Task: Rewrite the part of the records that opens with the line containing "lattice-x-axis [455, 211, 485, 253]" and closes with the line containing "panel-e: 0 100", changing "heb-point" to "exchange-bias-point" and leaving everything else as it is. Give only those lines.

(Coordinate annotation records)

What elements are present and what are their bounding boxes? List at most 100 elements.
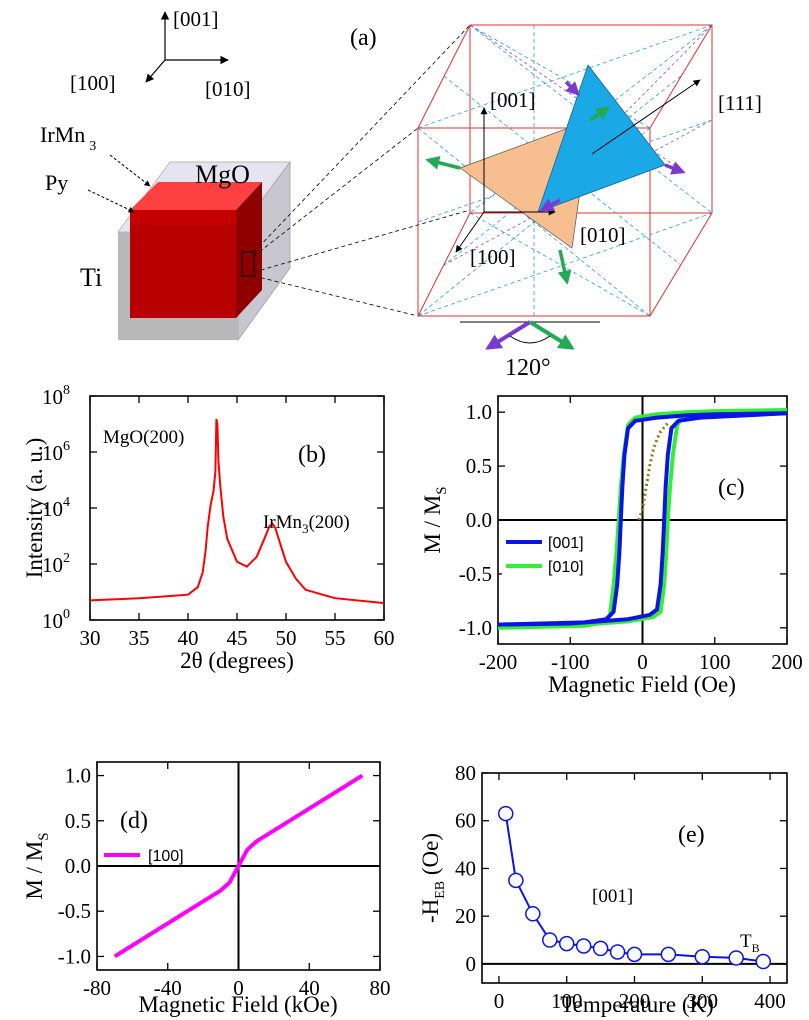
lattice-x-axis [455, 211, 485, 253]
y-tick-label: 100 [42, 607, 70, 633]
y-tick-label: 1.0 [466, 400, 492, 424]
zoom-box [241, 251, 255, 277]
y-tick-label: -0.5 [58, 899, 91, 923]
x-tick-label: 200 [619, 989, 651, 1013]
x-tick-label: 35 [129, 626, 150, 650]
y-tick-label: 40 [455, 856, 476, 880]
py-pointer [87, 189, 135, 213]
peak-label-mgo: MgO(200) [103, 427, 184, 448]
y-tick-label: 0.5 [65, 809, 91, 833]
triad-z-label: [001] [173, 7, 219, 31]
x-tick-label: 300 [687, 989, 719, 1013]
heb-point [558, 935, 575, 952]
x-tick-label: 50 [276, 626, 297, 650]
x-tick-label: 40 [299, 976, 320, 1000]
x-axis-title-d: Magnetic Field (kOe) [138, 992, 337, 1017]
panel-e: 0 100 200 300 400 0 20 40 60 80 (e) [001] TB Temp… [418, 761, 788, 1017]
sample-stack: IrMn 3 Py MgO Ti [40, 24, 471, 342]
irmn3-label: IrMn 3 [40, 122, 96, 154]
x-axis-title-b: 2θ (degrees) [180, 648, 294, 673]
x-tick-label: 0 [233, 976, 244, 1000]
y-tick-label: 0.5 [466, 454, 492, 478]
y-axis-title-e: -HEB (Oe) [418, 833, 448, 923]
x-tick-label: 100 [699, 650, 731, 674]
angle-diagram: 120° [460, 320, 600, 381]
peak-label-irmn3: IrMn3(200) [263, 512, 350, 536]
x-tick-label: -40 [154, 976, 182, 1000]
y-tick-label: 0.0 [466, 508, 492, 532]
y-tick-label: 0.0 [65, 854, 91, 878]
heb-point [694, 949, 711, 965]
lattice-x-label: [100] [470, 245, 516, 269]
x-axis-title-e: Temperature (K) [560, 992, 714, 1017]
y-tick-label: -1.0 [58, 944, 91, 968]
heb-point [525, 906, 541, 922]
y-tick-label: 102 [42, 551, 70, 577]
panel-d-label: (d) [120, 808, 148, 834]
angle-label: 120° [505, 355, 551, 381]
x-tick-label: 40 [178, 626, 199, 650]
heb-point [626, 946, 643, 963]
y-axis-title-b: Intensity (a. u.) [22, 438, 47, 579]
x-tick-label: -100 [551, 650, 590, 674]
loop-001-descending-branch [497, 411, 788, 627]
x-tick-label: 80 [370, 976, 391, 1000]
x-tick-label: -80 [83, 976, 111, 1000]
heb-point [728, 950, 744, 966]
panel-a-label: (a) [350, 25, 377, 51]
mgo-label: MgO [195, 160, 250, 189]
heb-point [592, 940, 609, 957]
mh-curve-100 [113, 773, 364, 959]
panel-e-label: (e) [678, 822, 705, 848]
panel-c-label: (c) [718, 475, 745, 501]
triad-x-label: [100] [70, 71, 116, 95]
zoom-lines [253, 24, 471, 317]
virgin-curve [637, 422, 669, 521]
panel-b: 30 35 40 45 50 55 60 100 102 104 106 108 (b) MgO(20… [22, 383, 395, 673]
legend-label-001: [001] [548, 535, 584, 552]
x-tick-label: 400 [754, 989, 786, 1013]
panel-c: -200 -100 0 100 200 -1.0 -0.5 0.0 0.5 1.0 (c) [00… [420, 395, 803, 697]
y-tick-label: -1.0 [459, 616, 492, 640]
y-tick-label: 80 [455, 761, 476, 785]
lattice-y-label: [010] [580, 223, 626, 247]
y-tick-label: 0 [466, 952, 477, 976]
x-tick-label: 30 [80, 626, 101, 650]
panel-a: (a) [001] [100] [010] IrMn 3 Py MgO Ti [40, 7, 762, 381]
x-axis-title-c: Magnetic Field (Oe) [548, 672, 736, 697]
annotation-001: [001] [592, 886, 633, 907]
panel-b-label: (b) [298, 442, 326, 468]
legend-c: [001] [010] [502, 526, 602, 580]
annotation-tb: TB [740, 931, 760, 955]
x-tick-label: 55 [325, 626, 346, 650]
py-label: Py [45, 170, 68, 195]
x-tick-label: -200 [479, 650, 518, 674]
film-side [236, 182, 262, 318]
irmn3-pointer [109, 154, 151, 187]
triad-y-label: [010] [205, 77, 251, 101]
lattice-111-axis [591, 79, 701, 155]
y-tick-label: -0.5 [459, 562, 492, 586]
xrd-curve [89, 418, 385, 605]
lattice-z-label: [001] [490, 88, 536, 112]
x-tick-label: 0 [494, 989, 505, 1013]
heb-point [542, 932, 558, 948]
y-tick-label: 104 [42, 495, 70, 521]
y-tick-label: 108 [42, 383, 70, 409]
heb-point [660, 946, 677, 963]
panel-d: -80 -40 0 40 80 -1.0 -0.5 0.0 0.5 1.0 (d) [100] M… [22, 761, 391, 1017]
axis-triad: [001] [100] [010] [70, 7, 251, 101]
green-arrows [425, 106, 611, 285]
legend-label-100: [100] [148, 848, 184, 865]
heb-point [508, 872, 524, 889]
x-tick-label: 60 [374, 626, 395, 650]
heb-point [609, 944, 626, 960]
x-tick-label: 45 [227, 626, 248, 650]
y-tick-label: 106 [42, 439, 70, 465]
lattice-diag-label: [111] [718, 91, 762, 115]
y-axis-title-d: M / MS [22, 832, 52, 899]
y-axis-title-c: M / MS [420, 486, 450, 553]
lattice-cube: [001] [010] [100] [111] 120° [417, 24, 762, 381]
x-tick-label: 0 [637, 650, 648, 674]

Output:
lattice-x-axis [455, 211, 485, 253]
y-tick-label: 100 [42, 607, 70, 633]
y-tick-label: 1.0 [466, 400, 492, 424]
zoom-box [241, 251, 255, 277]
y-tick-label: -0.5 [58, 899, 91, 923]
x-tick-label: 200 [619, 989, 651, 1013]
x-tick-label: 35 [129, 626, 150, 650]
y-tick-label: 40 [455, 856, 476, 880]
py-pointer [87, 189, 135, 213]
peak-label-mgo: MgO(200) [103, 427, 184, 448]
y-tick-label: 0.5 [65, 809, 91, 833]
triad-z-label: [001] [173, 7, 219, 31]
x-tick-label: 300 [687, 989, 719, 1013]
exchange-bias-point [558, 935, 575, 952]
x-tick-label: 50 [276, 626, 297, 650]
x-tick-label: 40 [299, 976, 320, 1000]
x-axis-title-d: Magnetic Field (kOe) [138, 992, 337, 1017]
panel-e: 0 100 200 300 400 0 20 40 60 80 (e) [001] TB Temp… [418, 761, 788, 1017]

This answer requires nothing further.